— start Source records —
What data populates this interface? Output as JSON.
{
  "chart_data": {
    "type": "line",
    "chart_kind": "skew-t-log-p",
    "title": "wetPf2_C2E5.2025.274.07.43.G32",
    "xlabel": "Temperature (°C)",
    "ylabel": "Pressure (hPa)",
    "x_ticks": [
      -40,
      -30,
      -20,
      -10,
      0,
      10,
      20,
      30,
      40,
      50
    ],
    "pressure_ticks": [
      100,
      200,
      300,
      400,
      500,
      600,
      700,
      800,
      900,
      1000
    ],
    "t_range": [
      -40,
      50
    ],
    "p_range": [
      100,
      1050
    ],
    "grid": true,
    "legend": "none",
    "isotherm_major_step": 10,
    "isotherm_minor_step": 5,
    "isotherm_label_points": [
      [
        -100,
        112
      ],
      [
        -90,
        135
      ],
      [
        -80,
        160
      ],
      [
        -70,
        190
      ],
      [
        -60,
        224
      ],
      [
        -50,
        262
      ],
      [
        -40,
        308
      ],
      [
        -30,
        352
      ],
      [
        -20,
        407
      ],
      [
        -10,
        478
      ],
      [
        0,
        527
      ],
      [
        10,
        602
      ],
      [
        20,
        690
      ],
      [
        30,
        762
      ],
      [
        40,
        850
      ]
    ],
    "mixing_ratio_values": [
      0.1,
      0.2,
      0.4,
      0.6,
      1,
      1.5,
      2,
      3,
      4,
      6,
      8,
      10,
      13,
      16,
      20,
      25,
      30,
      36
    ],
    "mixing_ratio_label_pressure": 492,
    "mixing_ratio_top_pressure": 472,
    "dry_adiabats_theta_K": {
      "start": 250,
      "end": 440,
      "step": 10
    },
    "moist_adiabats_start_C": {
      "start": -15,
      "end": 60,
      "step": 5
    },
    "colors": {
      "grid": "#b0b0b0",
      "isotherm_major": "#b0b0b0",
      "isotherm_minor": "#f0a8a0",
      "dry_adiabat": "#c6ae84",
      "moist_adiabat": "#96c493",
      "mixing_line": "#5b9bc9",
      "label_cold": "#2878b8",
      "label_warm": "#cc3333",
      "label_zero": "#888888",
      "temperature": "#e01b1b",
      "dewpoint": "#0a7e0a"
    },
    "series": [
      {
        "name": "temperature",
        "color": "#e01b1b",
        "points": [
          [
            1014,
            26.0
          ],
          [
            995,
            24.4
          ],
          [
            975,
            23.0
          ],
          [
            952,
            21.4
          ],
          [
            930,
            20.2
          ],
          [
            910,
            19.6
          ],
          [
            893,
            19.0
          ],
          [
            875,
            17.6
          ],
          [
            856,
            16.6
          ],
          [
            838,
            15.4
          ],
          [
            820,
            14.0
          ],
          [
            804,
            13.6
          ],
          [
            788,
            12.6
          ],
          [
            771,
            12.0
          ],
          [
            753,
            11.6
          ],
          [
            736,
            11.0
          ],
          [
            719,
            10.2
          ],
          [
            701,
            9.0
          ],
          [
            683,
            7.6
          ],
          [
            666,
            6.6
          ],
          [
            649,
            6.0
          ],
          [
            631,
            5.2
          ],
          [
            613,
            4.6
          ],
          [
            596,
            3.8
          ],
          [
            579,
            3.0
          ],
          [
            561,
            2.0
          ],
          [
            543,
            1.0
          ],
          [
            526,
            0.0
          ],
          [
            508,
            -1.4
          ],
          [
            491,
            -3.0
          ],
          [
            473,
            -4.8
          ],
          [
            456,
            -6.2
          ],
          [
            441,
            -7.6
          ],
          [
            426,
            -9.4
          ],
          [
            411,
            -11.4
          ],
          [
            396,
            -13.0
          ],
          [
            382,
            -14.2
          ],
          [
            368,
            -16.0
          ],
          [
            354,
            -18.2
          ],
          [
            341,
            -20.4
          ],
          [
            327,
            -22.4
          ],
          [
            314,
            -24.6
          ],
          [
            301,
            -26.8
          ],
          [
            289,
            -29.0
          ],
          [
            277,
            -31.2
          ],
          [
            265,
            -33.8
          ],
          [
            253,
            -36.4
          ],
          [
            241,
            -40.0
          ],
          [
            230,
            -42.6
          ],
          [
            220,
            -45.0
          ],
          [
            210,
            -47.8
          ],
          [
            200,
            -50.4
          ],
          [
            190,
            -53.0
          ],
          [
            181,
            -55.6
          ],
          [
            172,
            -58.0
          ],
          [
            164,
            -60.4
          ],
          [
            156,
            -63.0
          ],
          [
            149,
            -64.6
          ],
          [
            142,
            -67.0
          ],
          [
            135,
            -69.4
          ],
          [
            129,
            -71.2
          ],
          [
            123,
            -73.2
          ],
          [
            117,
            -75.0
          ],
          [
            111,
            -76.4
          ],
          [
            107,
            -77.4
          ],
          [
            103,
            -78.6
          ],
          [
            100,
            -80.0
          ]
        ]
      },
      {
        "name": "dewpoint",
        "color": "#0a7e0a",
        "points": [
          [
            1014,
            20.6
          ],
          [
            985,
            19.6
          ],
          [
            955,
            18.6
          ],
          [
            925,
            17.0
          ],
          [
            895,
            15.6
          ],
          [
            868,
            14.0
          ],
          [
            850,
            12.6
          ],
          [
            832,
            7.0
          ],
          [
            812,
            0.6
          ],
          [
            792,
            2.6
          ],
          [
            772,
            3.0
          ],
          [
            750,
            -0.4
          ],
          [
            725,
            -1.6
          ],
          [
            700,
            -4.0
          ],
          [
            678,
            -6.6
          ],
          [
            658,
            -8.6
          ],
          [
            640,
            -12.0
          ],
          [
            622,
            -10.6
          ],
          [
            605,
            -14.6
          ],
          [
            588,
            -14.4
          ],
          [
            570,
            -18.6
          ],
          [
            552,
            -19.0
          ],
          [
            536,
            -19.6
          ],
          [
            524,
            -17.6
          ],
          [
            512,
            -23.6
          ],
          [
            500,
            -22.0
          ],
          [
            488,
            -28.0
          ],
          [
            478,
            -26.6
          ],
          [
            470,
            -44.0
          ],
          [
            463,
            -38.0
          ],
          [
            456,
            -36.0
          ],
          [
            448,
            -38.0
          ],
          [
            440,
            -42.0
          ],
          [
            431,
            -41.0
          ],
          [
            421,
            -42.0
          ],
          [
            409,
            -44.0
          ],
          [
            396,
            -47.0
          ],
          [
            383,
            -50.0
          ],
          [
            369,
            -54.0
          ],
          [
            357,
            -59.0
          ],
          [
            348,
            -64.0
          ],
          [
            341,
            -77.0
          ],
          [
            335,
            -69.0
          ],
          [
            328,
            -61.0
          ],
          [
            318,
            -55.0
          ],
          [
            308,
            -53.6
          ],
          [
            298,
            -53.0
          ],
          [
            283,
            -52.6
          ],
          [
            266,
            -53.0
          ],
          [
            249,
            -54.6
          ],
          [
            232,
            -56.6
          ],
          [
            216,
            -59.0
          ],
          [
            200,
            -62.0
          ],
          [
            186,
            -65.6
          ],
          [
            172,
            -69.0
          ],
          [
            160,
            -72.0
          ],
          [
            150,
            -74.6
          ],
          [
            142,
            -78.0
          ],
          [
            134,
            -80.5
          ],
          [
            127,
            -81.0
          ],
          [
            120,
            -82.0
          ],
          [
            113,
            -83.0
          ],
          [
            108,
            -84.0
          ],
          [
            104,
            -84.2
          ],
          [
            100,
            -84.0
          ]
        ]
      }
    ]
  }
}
— end Source records —
> [Problem to work on] Return the full listing, character for character.

> [Result of the task]
What data populates this interface? Output as JSON.
{
  "chart_data": {
    "type": "line",
    "chart_kind": "skew-t-log-p",
    "title": "wetPf2_C2E5.2025.274.07.43.G32",
    "xlabel": "Temperature (°C)",
    "ylabel": "Pressure (hPa)",
    "x_ticks": [
      -40,
      -30,
      -20,
      -10,
      0,
      10,
      20,
      30,
      40,
      50
    ],
    "pressure_ticks": [
      100,
      200,
      300,
      400,
      500,
      600,
      700,
      800,
      900,
      1000
    ],
    "t_range": [
      -40,
      50
    ],
    "p_range": [
      100,
      1050
    ],
    "grid": true,
    "legend": "none",
    "isotherm_major_step": 10,
    "isotherm_minor_step": 5,
    "isotherm_label_points": [
      [
        -100,
        112
      ],
      [
        -90,
        135
      ],
      [
        -80,
        160
      ],
      [
        -70,
        190
      ],
      [
        -60,
        224
      ],
      [
        -50,
        262
      ],
      [
        -40,
        308
      ],
      [
        -30,
        352
      ],
      [
        -20,
        407
      ],
      [
        -10,
        478
      ],
      [
        0,
        527
      ],
      [
        10,
        602
      ],
      [
        20,
        690
      ],
      [
        30,
        762
      ],
      [
        40,
        850
      ]
    ],
    "mixing_ratio_values": [
      0.1,
      0.2,
      0.4,
      0.6,
      1,
      1.5,
      2,
      3,
      4,
      6,
      8,
      10,
      13,
      16,
      20,
      25,
      30,
      36
    ],
    "mixing_ratio_label_pressure": 492,
    "mixing_ratio_top_pressure": 472,
    "dry_adiabats_theta_K": {
      "start": 250,
      "end": 440,
      "step": 10
    },
    "moist_adiabats_start_C": {
      "start": -15,
      "end": 60,
      "step": 5
    },
    "colors": {
      "grid": "#b0b0b0",
      "isotherm_major": "#b0b0b0",
      "isotherm_minor": "#f0a8a0",
      "dry_adiabat": "#c6ae84",
      "moist_adiabat": "#96c493",
      "mixing_line": "#5b9bc9",
      "label_cold": "#2878b8",
      "label_warm": "#cc3333",
      "label_zero": "#888888",
      "temperature": "#e01b1b",
      "dewpoint": "#0a7e0a"
    },
    "series": [
      {
        "name": "temperature",
        "color": "#e01b1b",
        "points": [
          [
            1014,
            26.0
          ],
          [
            995,
            24.4
          ],
          [
            975,
            23.0
          ],
          [
            952,
            21.4
          ],
          [
            930,
            20.2
          ],
          [
            910,
            19.6
          ],
          [
            893,
            19.0
          ],
          [
            875,
            17.6
          ],
          [
            856,
            16.6
          ],
          [
            838,
            15.4
          ],
          [
            820,
            14.0
          ],
          [
            804,
            13.6
          ],
          [
            788,
            12.6
          ],
          [
            771,
            12.0
          ],
          [
            753,
            11.6
          ],
          [
            736,
            11.0
          ],
          [
            719,
            10.2
          ],
          [
            701,
            9.0
          ],
          [
            683,
            7.6
          ],
          [
            666,
            6.6
          ],
          [
            649,
            6.0
          ],
          [
            631,
            5.2
          ],
          [
            613,
            4.6
          ],
          [
            596,
            3.8
          ],
          [
            579,
            3.0
          ],
          [
            561,
            2.0
          ],
          [
            543,
            1.0
          ],
          [
            526,
            0.0
          ],
          [
            508,
            -1.4
          ],
          [
            491,
            -3.0
          ],
          [
            473,
            -4.8
          ],
          [
            456,
            -6.2
          ],
          [
            441,
            -7.6
          ],
          [
            426,
            -9.4
          ],
          [
            411,
            -11.4
          ],
          [
            396,
            -13.0
          ],
          [
            382,
            -14.2
          ],
          [
            368,
            -16.0
          ],
          [
            354,
            -18.2
          ],
          [
            341,
            -20.4
          ],
          [
            327,
            -22.4
          ],
          [
            314,
            -24.6
          ],
          [
            301,
            -26.8
          ],
          [
            289,
            -29.0
          ],
          [
            277,
            -31.2
          ],
          [
            265,
            -33.8
          ],
          [
            253,
            -36.4
          ],
          [
            241,
            -40.0
          ],
          [
            230,
            -42.6
          ],
          [
            220,
            -45.0
          ],
          [
            210,
            -47.8
          ],
          [
            200,
            -50.4
          ],
          [
            190,
            -53.0
          ],
          [
            181,
            -55.6
          ],
          [
            172,
            -58.0
          ],
          [
            164,
            -60.4
          ],
          [
            156,
            -63.0
          ],
          [
            149,
            -64.6
          ],
          [
            142,
            -67.0
          ],
          [
            135,
            -69.4
          ],
          [
            129,
            -71.2
          ],
          [
            123,
            -73.2
          ],
          [
            117,
            -75.0
          ],
          [
            111,
            -76.4
          ],
          [
            107,
            -77.4
          ],
          [
            103,
            -78.6
          ],
          [
            100,
            -80.0
          ]
        ]
      },
      {
        "name": "dewpoint",
        "color": "#0a7e0a",
        "points": [
          [
            1014,
            20.6
          ],
          [
            985,
            19.6
          ],
          [
            955,
            18.6
          ],
          [
            925,
            17.0
          ],
          [
            895,
            15.6
          ],
          [
            868,
            14.0
          ],
          [
            850,
            12.6
          ],
          [
            832,
            7.0
          ],
          [
            812,
            0.6
          ],
          [
            792,
            2.6
          ],
          [
            772,
            3.0
          ],
          [
            750,
            -0.4
          ],
          [
            725,
            -1.6
          ],
          [
            700,
            -4.0
          ],
          [
            678,
            -6.6
          ],
          [
            658,
            -8.6
          ],
          [
            640,
            -12.0
          ],
          [
            622,
            -10.6
          ],
          [
            605,
            -14.6
          ],
          [
            588,
            -14.4
          ],
          [
            570,
            -18.6
          ],
          [
            552,
            -19.0
          ],
          [
            536,
            -19.6
          ],
          [
            524,
            -17.6
          ],
          [
            512,
            -23.6
          ],
          [
            500,
            -22.0
          ],
          [
            488,
            -28.0
          ],
          [
            478,
            -26.6
          ],
          [
            470,
            -44.0
          ],
          [
            463,
            -38.0
          ],
          [
            456,
            -36.0
          ],
          [
            448,
            -38.0
          ],
          [
            440,
            -42.0
          ],
          [
            431,
            -41.0
          ],
          [
            421,
            -42.0
          ],
          [
            409,
            -44.0
          ],
          [
            396,
            -47.0
          ],
          [
            383,
            -50.0
          ],
          [
            369,
            -54.0
          ],
          [
            357,
            -59.0
          ],
          [
            348,
            -64.0
          ],
          [
            341,
            -77.0
          ],
          [
            335,
            -69.0
          ],
          [
            328,
            -61.0
          ],
          [
            318,
            -55.0
          ],
          [
            308,
            -53.6
          ],
          [
            298,
            -53.0
          ],
          [
            283,
            -52.6
          ],
          [
            266,
            -53.0
          ],
          [
            249,
            -54.6
          ],
          [
            232,
            -56.6
          ],
          [
            216,
            -59.0
          ],
          [
            200,
            -62.0
          ],
          [
            186,
            -65.6
          ],
          [
            172,
            -69.0
          ],
          [
            160,
            -72.0
          ],
          [
            150,
            -74.6
          ],
          [
            142,
            -78.0
          ],
          [
            134,
            -80.5
          ],
          [
            127,
            -81.0
          ],
          [
            120,
            -82.0
          ],
          [
            113,
            -83.0
          ],
          [
            108,
            -84.0
          ],
          [
            104,
            -84.2
          ],
          [
            100,
            -84.0
          ]
        ]
      }
    ]
  }
}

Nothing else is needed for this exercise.